#### Listing:
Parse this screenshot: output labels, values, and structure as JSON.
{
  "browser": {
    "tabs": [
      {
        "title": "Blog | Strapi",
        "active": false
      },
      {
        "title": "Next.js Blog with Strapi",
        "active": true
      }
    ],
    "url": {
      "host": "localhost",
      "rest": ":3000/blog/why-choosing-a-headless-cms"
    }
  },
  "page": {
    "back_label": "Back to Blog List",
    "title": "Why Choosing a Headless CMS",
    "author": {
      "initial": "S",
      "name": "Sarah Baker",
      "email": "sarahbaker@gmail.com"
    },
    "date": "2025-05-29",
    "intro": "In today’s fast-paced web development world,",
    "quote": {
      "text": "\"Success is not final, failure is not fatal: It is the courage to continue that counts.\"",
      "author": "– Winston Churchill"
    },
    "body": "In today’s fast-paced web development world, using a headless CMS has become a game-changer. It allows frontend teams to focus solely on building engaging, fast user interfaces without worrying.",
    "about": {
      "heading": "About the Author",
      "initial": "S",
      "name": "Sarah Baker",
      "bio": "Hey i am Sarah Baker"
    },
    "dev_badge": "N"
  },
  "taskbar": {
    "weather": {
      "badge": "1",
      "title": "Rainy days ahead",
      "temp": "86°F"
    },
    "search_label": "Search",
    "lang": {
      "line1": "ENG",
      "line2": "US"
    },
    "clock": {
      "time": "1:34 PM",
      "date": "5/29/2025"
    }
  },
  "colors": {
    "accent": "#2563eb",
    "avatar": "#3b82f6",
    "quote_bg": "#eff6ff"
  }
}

#### What you are asked to do:
Copy out all the entries shown above, character for character.

#### Answer to this task:
Parse this screenshot: output labels, values, and structure as JSON.
{
  "browser": {
    "tabs": [
      {
        "title": "Blog | Strapi",
        "active": false
      },
      {
        "title": "Next.js Blog with Strapi",
        "active": true
      }
    ],
    "url": {
      "host": "localhost",
      "rest": ":3000/blog/why-choosing-a-headless-cms"
    }
  },
  "page": {
    "back_label": "Back to Blog List",
    "title": "Why Choosing a Headless CMS",
    "author": {
      "initial": "S",
      "name": "Sarah Baker",
      "email": "sarahbaker@gmail.com"
    },
    "date": "2025-05-29",
    "intro": "In today’s fast-paced web development world,",
    "quote": {
      "text": "\"Success is not final, failure is not fatal: It is the courage to continue that counts.\"",
      "author": "– Winston Churchill"
    },
    "body": "In today’s fast-paced web development world, using a headless CMS has become a game-changer. It allows frontend teams to focus solely on building engaging, fast user interfaces without worrying.",
    "about": {
      "heading": "About the Author",
      "initial": "S",
      "name": "Sarah Baker",
      "bio": "Hey i am Sarah Baker"
    },
    "dev_badge": "N"
  },
  "taskbar": {
    "weather": {
      "badge": "1",
      "title": "Rainy days ahead",
      "temp": "86°F"
    },
    "search_label": "Search",
    "lang": {
      "line1": "ENG",
      "line2": "US"
    },
    "clock": {
      "time": "1:34 PM",
      "date": "5/29/2025"
    }
  },
  "colors": {
    "accent": "#2563eb",
    "avatar": "#3b82f6",
    "quote_bg": "#eff6ff"
  }
}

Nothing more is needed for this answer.